*Brano da leggere*.
※ ※ ※

Quando senti la difficoltà, la tua debolezza, alza gli occhi al Crocifisso e digli: «Signore, io sono un poveretto, ma tu puoi compiere il miracolo di rendermi un poco migliore». Ecco la santità.
«Tutto ciò che è vero, nobile, giusto, puro, amabile, onorato, quello che è virtù e merita lode, tutto questo sia oggetto dei tuoi pensieri».
Caro don Bosco, grazie e arrivederci!

Omelia nella II domenica del Tempo Ordinario

Pennabilli (monastero della Rupe), 20 gennaio 2019

Is 62, 1-5;
1Cor 12,4-11
Gv 2,1-11

Gesù, Maria e i discepoli sono invitati ad uno sposalizio nel “terzo giorno”. Il vino viene a mancare… «Fate tutto quello che lui vi dirà!», dice Maria riprendendo le stesse parole del faraone agli Egizi durante la carestia: «Andate da Giuseppe e fate tutto quello che lui vi dirà» (cfr. Gn 41,55). Giuseppe, l’ebreo votato alla morte dai suoi fratelli, era sopravvissuto, prima schiavo, poi prigioniero e interprete dei sogni.
Quali sono gli ordini di Giuseppe? Aprire i granai per accogliere il grano e poi ridistribuirli nei giorni delle “vacche magre” per soccorrere quanti arrivano a causa della loro miseria.

※ ※ ※

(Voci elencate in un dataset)
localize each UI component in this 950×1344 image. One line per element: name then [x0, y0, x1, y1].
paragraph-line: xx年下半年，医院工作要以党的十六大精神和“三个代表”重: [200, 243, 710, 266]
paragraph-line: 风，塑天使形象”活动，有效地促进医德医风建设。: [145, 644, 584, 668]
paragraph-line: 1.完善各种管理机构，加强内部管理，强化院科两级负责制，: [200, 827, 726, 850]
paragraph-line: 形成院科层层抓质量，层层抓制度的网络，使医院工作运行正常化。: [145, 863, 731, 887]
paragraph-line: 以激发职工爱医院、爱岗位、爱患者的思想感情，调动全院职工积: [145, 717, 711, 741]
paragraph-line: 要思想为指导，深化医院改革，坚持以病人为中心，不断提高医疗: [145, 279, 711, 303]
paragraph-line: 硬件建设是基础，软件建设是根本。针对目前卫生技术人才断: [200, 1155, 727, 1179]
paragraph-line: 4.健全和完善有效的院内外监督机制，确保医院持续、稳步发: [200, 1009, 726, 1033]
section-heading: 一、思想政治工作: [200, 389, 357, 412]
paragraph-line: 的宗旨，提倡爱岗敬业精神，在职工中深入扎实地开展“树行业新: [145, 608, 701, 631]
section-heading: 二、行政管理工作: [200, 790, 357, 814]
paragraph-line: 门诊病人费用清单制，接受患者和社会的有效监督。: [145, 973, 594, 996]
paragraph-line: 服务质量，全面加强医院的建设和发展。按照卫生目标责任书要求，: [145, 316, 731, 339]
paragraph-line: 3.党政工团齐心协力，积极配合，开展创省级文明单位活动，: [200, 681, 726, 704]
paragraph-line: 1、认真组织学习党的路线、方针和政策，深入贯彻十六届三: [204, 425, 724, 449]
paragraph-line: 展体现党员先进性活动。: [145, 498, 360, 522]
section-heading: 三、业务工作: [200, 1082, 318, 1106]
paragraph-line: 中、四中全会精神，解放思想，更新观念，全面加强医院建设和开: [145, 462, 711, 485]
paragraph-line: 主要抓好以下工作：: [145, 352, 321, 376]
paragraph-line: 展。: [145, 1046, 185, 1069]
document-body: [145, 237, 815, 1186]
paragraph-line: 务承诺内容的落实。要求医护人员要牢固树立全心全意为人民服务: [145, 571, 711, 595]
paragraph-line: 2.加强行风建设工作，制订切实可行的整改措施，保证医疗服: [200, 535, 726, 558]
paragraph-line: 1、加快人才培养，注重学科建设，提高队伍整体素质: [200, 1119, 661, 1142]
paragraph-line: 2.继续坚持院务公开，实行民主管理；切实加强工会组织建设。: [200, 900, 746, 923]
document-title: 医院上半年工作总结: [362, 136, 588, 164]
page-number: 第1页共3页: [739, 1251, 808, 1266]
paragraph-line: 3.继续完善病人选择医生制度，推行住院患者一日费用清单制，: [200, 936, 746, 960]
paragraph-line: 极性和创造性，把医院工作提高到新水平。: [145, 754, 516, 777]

※ ※ ※

*Breve esercizio A*.
Secondo il brano, in quale luogo e in quale data è stata tenuta l'omelia della II domenica del Tempo Ordinario?
*Breve esercizio B*.
Raccogli tutte le righe dei record che contengono la stringa "document", tenendo conto di maiuscole e minuscole.

*Risposta A*.
A Pennabilli (monastero della Rupe), il 20 gennaio 2019.

*Risposta B*.
document-body: [145, 237, 815, 1186]
document-title: 医院上半年工作总结: [362, 136, 588, 164]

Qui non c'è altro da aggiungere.